Every line containing the word "Ανάπτυξης" needs to be found and copied.

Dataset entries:
* * * * * * *

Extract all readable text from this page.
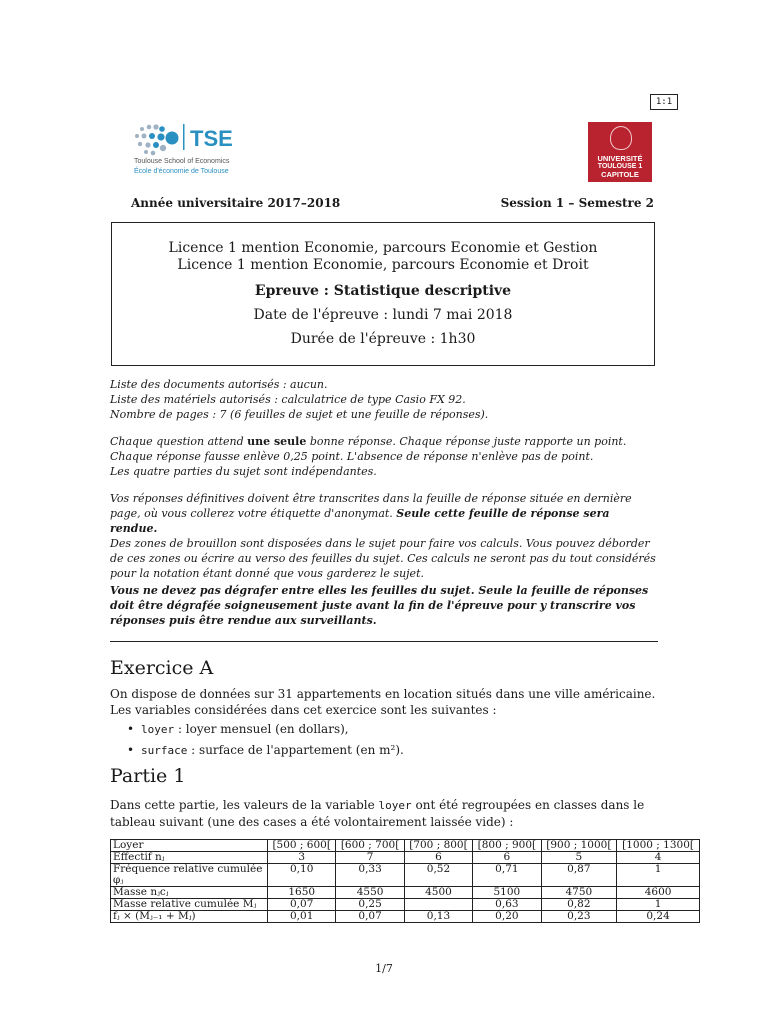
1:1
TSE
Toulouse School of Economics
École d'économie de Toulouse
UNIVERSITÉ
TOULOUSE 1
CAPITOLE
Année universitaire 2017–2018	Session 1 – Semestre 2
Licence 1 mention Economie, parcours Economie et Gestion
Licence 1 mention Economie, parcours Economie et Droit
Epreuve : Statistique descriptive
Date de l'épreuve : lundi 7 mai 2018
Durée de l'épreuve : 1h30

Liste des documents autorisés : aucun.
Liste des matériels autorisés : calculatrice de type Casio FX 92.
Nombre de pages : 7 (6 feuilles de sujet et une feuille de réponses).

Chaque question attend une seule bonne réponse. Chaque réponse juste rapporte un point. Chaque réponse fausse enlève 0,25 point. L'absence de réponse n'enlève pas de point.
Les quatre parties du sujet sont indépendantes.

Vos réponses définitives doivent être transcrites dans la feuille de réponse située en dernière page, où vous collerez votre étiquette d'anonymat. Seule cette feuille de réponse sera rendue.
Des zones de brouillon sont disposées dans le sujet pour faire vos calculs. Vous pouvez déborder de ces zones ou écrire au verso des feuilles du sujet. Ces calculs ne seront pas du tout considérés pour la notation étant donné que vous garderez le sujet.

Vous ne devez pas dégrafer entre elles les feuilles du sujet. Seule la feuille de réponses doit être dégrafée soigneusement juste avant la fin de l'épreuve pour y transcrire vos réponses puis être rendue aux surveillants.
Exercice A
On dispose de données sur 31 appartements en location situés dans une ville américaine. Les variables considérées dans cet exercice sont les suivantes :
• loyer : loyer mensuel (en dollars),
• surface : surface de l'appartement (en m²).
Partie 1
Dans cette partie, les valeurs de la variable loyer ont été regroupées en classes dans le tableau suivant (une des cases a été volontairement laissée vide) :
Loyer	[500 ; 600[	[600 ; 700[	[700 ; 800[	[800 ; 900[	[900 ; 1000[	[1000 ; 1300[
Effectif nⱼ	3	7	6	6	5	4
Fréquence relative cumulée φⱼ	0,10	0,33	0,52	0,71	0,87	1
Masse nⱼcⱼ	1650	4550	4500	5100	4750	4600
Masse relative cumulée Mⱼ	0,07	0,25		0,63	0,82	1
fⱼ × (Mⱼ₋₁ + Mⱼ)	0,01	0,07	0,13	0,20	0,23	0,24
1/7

* * * * * * *

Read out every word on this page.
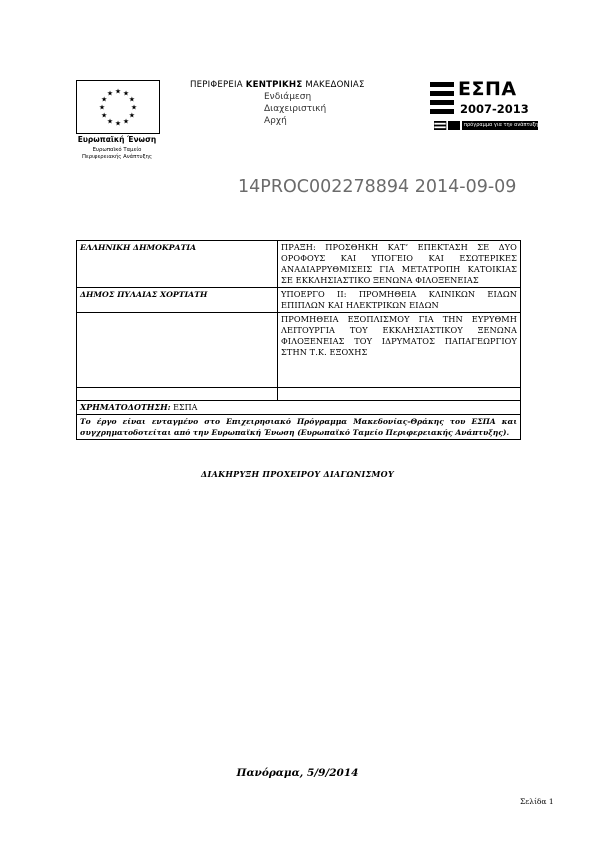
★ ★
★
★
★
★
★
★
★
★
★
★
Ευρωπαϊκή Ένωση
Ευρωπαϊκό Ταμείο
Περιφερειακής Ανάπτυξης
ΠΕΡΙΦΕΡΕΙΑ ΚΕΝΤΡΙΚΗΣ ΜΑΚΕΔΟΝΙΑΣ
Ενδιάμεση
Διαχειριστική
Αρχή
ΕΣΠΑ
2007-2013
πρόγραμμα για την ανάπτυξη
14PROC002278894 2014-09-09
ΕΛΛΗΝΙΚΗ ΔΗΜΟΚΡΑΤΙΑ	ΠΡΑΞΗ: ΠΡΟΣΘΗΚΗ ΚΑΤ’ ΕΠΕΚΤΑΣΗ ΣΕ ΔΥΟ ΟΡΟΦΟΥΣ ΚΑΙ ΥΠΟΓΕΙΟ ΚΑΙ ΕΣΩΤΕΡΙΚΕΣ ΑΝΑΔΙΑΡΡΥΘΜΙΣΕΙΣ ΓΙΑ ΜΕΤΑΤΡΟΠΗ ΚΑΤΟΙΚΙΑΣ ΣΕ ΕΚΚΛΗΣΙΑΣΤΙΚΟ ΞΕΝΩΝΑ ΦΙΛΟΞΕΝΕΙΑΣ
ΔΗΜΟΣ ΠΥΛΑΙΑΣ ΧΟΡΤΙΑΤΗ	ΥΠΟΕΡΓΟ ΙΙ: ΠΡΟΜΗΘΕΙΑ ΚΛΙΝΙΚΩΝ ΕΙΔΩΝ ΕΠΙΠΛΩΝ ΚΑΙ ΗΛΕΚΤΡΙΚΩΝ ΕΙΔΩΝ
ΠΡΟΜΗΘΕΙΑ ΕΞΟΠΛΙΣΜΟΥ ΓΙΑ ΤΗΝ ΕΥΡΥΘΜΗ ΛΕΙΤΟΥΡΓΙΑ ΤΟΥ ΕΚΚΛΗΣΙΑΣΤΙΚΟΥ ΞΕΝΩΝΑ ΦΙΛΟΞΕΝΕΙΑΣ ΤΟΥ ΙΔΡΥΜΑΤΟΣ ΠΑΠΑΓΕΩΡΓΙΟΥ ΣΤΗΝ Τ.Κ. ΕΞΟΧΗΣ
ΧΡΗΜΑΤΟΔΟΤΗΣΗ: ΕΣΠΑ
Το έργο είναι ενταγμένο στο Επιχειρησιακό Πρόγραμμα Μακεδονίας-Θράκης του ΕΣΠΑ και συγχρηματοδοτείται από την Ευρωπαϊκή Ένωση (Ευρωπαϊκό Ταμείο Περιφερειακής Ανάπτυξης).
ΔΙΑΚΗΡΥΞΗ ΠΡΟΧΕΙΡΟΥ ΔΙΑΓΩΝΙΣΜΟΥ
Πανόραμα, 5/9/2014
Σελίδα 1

* * * * * * *

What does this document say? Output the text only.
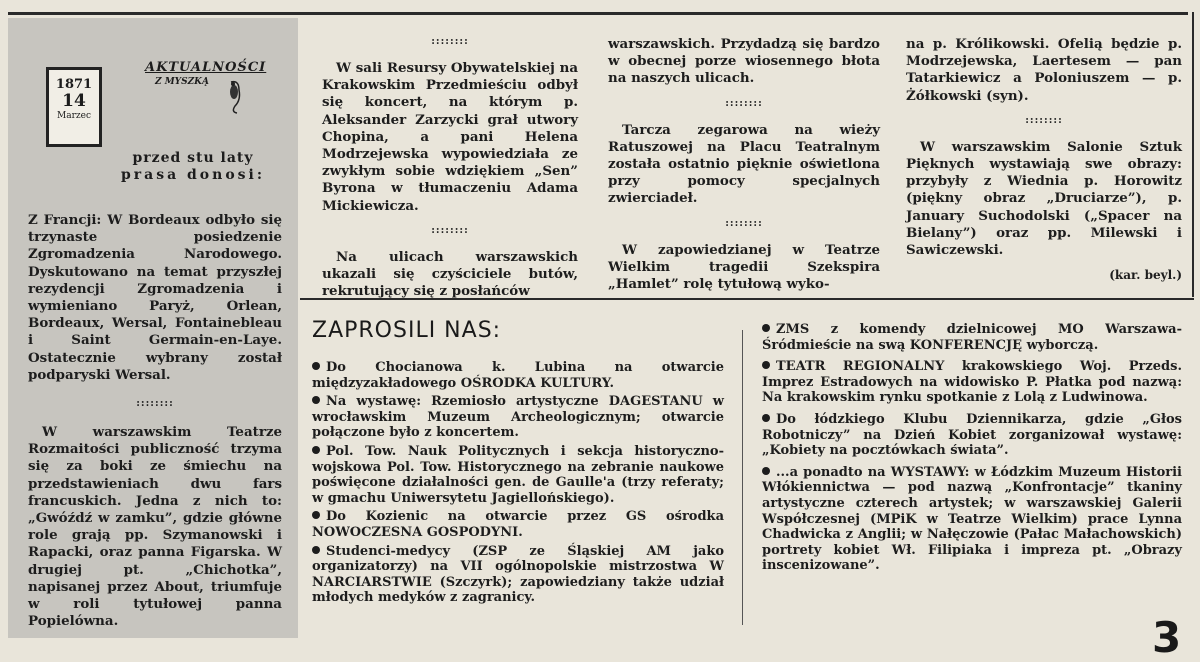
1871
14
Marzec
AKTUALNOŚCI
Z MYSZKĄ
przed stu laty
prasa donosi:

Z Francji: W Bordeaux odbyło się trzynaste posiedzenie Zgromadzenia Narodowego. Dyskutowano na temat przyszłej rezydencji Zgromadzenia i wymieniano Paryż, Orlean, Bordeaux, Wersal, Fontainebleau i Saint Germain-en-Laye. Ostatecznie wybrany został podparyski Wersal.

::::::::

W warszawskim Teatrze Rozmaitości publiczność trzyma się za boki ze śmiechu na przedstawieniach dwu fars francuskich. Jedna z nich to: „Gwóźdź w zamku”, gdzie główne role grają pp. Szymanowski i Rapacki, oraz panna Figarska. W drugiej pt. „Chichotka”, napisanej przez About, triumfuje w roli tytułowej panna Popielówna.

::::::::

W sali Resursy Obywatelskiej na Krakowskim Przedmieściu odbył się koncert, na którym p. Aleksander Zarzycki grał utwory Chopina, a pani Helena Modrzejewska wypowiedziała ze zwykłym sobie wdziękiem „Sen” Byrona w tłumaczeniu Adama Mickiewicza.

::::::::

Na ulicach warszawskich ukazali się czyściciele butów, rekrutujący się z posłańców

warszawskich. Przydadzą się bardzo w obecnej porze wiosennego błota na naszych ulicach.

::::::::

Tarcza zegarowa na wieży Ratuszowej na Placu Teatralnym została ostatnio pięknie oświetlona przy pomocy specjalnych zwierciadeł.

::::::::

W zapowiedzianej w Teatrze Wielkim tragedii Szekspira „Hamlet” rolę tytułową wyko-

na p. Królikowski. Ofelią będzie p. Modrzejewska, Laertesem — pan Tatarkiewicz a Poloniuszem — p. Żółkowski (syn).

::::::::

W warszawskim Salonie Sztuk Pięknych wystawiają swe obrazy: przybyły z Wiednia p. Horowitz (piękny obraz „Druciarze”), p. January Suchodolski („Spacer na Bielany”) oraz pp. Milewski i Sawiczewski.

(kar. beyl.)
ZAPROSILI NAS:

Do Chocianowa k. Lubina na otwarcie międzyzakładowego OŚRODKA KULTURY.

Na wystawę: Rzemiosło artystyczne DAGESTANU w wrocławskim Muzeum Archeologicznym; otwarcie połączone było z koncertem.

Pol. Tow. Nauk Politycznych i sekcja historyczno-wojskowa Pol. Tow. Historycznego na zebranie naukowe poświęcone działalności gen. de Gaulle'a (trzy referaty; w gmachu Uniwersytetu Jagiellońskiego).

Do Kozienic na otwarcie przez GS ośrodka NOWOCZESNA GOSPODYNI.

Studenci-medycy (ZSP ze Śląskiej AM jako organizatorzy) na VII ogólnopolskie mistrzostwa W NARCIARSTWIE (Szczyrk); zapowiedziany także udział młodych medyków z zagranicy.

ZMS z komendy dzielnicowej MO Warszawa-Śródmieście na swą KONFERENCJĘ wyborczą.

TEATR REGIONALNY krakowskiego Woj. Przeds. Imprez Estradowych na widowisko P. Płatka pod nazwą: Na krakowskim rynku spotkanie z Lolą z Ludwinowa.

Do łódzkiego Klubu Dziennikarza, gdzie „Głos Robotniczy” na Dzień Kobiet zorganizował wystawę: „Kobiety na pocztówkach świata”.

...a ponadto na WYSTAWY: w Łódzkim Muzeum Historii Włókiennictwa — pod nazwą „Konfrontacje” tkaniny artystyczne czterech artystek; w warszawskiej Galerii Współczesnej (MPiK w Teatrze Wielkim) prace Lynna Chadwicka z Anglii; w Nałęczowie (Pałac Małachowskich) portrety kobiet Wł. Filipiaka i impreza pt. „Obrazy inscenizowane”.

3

* * * * * * *

- _WRITTEN RESPONSE_:
Περιφερειακής Ανάπτυξης
Το έργο είναι ενταγμένο στο Επιχειρησιακό Πρόγραμμα Μακεδονίας-Θράκης του ΕΣΠΑ και συγχρηματοδοτείται από την Ευρωπαϊκή Ένωση (Ευρωπαϊκό Ταμείο Περιφερειακής Ανάπτυξης).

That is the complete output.